* begin RECORDED INFORMATION *

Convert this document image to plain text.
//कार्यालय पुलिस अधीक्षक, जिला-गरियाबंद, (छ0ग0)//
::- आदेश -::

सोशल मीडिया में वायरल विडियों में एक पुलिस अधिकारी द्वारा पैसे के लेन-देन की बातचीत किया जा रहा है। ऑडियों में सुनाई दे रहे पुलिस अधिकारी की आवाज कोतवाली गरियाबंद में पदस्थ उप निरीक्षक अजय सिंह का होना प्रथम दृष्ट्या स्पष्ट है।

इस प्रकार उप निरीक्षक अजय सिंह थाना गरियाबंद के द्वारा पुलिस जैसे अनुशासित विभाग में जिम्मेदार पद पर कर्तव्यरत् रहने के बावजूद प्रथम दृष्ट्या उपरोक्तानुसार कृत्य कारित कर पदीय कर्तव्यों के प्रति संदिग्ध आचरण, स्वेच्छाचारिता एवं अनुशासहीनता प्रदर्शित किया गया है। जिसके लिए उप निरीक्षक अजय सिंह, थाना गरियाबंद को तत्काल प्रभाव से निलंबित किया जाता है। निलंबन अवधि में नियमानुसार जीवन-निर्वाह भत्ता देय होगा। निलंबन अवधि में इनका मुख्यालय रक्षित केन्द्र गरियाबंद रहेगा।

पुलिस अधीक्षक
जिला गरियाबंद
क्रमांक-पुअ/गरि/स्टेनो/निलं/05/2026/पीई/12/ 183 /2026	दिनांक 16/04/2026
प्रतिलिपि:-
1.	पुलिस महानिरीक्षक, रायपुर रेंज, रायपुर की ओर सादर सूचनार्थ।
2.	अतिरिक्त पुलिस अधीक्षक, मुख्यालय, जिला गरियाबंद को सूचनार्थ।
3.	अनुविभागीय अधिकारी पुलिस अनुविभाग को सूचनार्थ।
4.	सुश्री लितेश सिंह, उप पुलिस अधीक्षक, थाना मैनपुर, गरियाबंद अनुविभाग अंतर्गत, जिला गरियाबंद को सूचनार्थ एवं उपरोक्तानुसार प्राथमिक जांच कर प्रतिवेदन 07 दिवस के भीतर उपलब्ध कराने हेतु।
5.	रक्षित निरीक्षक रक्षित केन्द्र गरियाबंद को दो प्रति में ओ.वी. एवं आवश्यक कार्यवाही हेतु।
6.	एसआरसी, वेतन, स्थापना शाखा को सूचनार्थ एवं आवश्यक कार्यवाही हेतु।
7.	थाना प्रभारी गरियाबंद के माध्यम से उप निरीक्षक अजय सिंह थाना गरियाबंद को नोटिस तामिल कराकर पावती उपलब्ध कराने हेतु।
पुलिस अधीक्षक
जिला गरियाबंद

* end RECORDED INFORMATION *

◆ DO THIS: Return what is listed above, exactly and completely.

◆ FINISHED ANSWER:
Convert this document image to plain text.
//कार्यालय पुलिस अधीक्षक, जिला-गरियाबंद, (छ0ग0)//
::- आदेश -::

सोशल मीडिया में वायरल विडियों में एक पुलिस अधिकारी द्वारा पैसे के लेन-देन की बातचीत किया जा रहा है। ऑडियों में सुनाई दे रहे पुलिस अधिकारी की आवाज कोतवाली गरियाबंद में पदस्थ उप निरीक्षक अजय सिंह का होना प्रथम दृष्ट्या स्पष्ट है।

इस प्रकार उप निरीक्षक अजय सिंह थाना गरियाबंद के द्वारा पुलिस जैसे अनुशासित विभाग में जिम्मेदार पद पर कर्तव्यरत् रहने के बावजूद प्रथम दृष्ट्या उपरोक्तानुसार कृत्य कारित कर पदीय कर्तव्यों के प्रति संदिग्ध आचरण, स्वेच्छाचारिता एवं अनुशासहीनता प्रदर्शित किया गया है। जिसके लिए उप निरीक्षक अजय सिंह, थाना गरियाबंद को तत्काल प्रभाव से निलंबित किया जाता है। निलंबन अवधि में नियमानुसार जीवन-निर्वाह भत्ता देय होगा। निलंबन अवधि में इनका मुख्यालय रक्षित केन्द्र गरियाबंद रहेगा।

पुलिस अधीक्षक
जिला गरियाबंद
क्रमांक-पुअ/गरि/स्टेनो/निलं/05/2026/पीई/12/ 183 /2026	दिनांक 16/04/2026
प्रतिलिपि:-
1.	पुलिस महानिरीक्षक, रायपुर रेंज, रायपुर की ओर सादर सूचनार्थ।
2.	अतिरिक्त पुलिस अधीक्षक, मुख्यालय, जिला गरियाबंद को सूचनार्थ।
3.	अनुविभागीय अधिकारी पुलिस अनुविभाग को सूचनार्थ।
4.	सुश्री लितेश सिंह, उप पुलिस अधीक्षक, थाना मैनपुर, गरियाबंद अनुविभाग अंतर्गत, जिला गरियाबंद को सूचनार्थ एवं उपरोक्तानुसार प्राथमिक जांच कर प्रतिवेदन 07 दिवस के भीतर उपलब्ध कराने हेतु।
5.	रक्षित निरीक्षक रक्षित केन्द्र गरियाबंद को दो प्रति में ओ.वी. एवं आवश्यक कार्यवाही हेतु।
6.	एसआरसी, वेतन, स्थापना शाखा को सूचनार्थ एवं आवश्यक कार्यवाही हेतु।
7.	थाना प्रभारी गरियाबंद के माध्यम से उप निरीक्षक अजय सिंह थाना गरियाबंद को नोटिस तामिल कराकर पावती उपलब्ध कराने हेतु।
पुलिस अधीक्षक
जिला गरियाबंद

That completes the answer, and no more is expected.